(Collected data entries)
>> begin

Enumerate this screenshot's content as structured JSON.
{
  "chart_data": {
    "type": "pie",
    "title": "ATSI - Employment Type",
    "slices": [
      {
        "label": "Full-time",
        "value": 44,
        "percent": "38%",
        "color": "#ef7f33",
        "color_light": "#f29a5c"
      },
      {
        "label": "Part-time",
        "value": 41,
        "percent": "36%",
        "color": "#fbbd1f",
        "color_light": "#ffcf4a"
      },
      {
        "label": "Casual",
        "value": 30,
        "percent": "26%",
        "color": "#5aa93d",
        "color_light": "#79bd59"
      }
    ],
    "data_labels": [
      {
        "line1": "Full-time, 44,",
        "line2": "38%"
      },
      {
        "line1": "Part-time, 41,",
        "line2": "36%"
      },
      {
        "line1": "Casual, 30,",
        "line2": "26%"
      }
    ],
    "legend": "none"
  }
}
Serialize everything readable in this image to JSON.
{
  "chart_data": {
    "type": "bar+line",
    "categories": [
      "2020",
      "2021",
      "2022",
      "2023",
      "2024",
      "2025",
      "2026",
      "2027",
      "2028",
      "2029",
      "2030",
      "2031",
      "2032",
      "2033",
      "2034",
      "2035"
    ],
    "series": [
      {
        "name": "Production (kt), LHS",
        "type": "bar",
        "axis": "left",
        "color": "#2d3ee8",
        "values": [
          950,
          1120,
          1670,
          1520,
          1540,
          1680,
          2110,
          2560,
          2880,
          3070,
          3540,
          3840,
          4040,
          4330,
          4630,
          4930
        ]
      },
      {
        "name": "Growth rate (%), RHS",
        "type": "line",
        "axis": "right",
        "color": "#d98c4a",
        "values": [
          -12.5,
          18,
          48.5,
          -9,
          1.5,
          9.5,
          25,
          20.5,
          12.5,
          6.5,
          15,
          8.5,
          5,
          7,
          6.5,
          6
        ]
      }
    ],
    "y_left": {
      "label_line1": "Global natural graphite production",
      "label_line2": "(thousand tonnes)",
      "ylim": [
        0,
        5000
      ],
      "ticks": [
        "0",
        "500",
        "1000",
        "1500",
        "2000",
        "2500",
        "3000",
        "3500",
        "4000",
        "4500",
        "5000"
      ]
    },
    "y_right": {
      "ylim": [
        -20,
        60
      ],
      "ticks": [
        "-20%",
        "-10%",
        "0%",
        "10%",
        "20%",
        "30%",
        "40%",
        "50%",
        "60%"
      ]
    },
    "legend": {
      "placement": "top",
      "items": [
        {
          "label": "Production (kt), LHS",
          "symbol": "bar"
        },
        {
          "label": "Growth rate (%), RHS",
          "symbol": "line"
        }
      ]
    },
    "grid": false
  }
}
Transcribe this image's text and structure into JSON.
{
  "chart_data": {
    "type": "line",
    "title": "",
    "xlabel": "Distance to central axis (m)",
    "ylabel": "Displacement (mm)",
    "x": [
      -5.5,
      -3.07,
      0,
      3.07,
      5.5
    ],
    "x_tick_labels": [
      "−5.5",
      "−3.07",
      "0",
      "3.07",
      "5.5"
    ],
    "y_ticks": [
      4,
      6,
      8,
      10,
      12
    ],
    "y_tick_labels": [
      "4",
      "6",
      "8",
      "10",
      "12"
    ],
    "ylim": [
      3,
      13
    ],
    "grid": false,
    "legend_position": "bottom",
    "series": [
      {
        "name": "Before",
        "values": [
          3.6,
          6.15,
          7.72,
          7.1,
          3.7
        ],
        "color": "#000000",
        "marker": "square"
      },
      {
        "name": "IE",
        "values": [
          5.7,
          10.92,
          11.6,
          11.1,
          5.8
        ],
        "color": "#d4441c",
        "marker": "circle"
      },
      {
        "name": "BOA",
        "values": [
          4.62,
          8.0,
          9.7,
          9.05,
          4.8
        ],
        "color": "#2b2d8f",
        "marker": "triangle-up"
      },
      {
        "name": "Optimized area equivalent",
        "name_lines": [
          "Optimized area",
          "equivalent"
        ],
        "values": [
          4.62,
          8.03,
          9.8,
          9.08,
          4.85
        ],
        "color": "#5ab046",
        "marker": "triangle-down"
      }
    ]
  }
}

>> end

# YOUR GOAL:
Search the entries for "time" and copy out each line that has it.

# TASK SOLUTION:
        "label": "Full-time",
        "label": "Part-time",
        "line1": "Full-time, 44,",
        "line1": "Part-time, 41,",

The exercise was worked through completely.